**WHAT TO WORK ON:** Look through the material below. Copy each line that contains the string "Pill".

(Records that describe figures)
# # # # # # #
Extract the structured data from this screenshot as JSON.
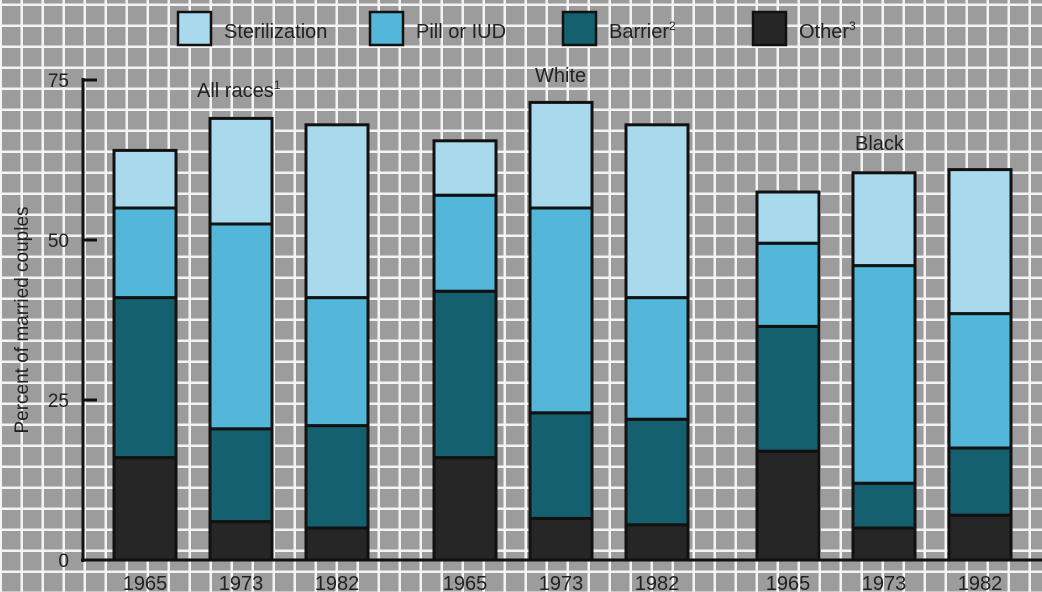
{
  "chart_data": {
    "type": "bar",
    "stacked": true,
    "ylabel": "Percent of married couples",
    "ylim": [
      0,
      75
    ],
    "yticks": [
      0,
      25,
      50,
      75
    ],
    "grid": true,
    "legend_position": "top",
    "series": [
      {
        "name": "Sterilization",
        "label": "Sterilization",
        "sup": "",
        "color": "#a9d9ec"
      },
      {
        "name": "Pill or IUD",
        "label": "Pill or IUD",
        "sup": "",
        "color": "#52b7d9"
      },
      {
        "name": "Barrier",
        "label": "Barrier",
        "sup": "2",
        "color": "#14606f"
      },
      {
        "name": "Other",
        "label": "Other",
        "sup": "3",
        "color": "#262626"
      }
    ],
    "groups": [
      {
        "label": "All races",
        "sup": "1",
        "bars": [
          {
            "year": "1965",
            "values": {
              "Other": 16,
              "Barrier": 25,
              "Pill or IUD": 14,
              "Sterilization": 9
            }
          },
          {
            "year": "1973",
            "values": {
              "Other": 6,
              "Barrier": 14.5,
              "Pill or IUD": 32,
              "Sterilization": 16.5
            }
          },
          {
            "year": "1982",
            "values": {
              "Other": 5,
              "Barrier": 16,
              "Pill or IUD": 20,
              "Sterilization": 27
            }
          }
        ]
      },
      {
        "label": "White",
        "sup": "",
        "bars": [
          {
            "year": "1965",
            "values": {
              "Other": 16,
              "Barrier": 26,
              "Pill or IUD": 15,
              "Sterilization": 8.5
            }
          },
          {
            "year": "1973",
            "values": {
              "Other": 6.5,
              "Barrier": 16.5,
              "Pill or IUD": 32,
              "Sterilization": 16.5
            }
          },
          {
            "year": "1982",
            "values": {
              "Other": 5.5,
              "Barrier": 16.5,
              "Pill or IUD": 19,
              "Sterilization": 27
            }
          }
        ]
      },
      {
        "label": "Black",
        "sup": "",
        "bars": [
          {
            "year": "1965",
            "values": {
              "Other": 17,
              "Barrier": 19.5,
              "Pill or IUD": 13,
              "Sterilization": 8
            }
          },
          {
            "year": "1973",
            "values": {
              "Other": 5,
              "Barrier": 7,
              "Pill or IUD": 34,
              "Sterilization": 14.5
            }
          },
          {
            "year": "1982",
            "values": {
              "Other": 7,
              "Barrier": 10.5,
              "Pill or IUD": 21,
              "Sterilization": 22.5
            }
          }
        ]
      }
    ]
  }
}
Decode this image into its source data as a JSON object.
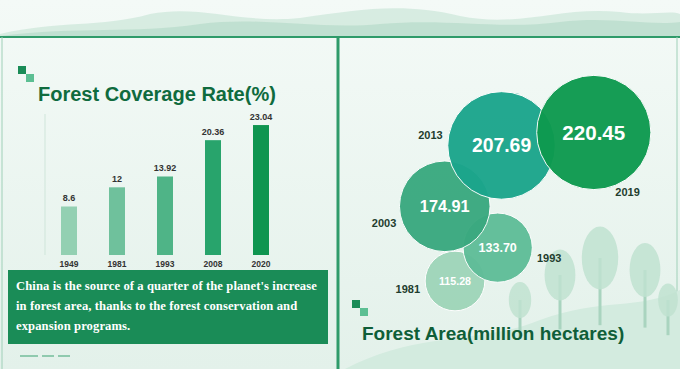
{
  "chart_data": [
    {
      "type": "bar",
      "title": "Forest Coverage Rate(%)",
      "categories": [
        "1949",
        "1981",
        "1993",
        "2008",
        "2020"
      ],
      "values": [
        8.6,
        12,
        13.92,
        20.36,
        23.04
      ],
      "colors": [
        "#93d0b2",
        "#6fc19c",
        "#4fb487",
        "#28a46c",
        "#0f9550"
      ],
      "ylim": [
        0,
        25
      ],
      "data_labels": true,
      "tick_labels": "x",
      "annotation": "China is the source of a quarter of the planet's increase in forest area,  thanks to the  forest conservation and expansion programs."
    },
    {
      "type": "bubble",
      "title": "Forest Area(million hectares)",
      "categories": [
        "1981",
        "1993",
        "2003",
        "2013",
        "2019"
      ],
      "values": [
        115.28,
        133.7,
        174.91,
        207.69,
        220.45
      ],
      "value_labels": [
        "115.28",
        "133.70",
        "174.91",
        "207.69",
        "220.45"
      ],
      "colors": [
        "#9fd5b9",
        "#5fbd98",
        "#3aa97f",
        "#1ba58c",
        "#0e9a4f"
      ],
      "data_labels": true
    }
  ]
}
# # # # # # #
**FULL OUTPUT:**
        "name": "Pill or IUD",
        "label": "Pill or IUD",
              "Pill or IUD": 14,
              "Pill or IUD": 32,
              "Pill or IUD": 20,
              "Pill or IUD": 15,
              "Pill or IUD": 32,
              "Pill or IUD": 19,
              "Pill or IUD": 13,
              "Pill or IUD": 34,
              "Pill or IUD": 21,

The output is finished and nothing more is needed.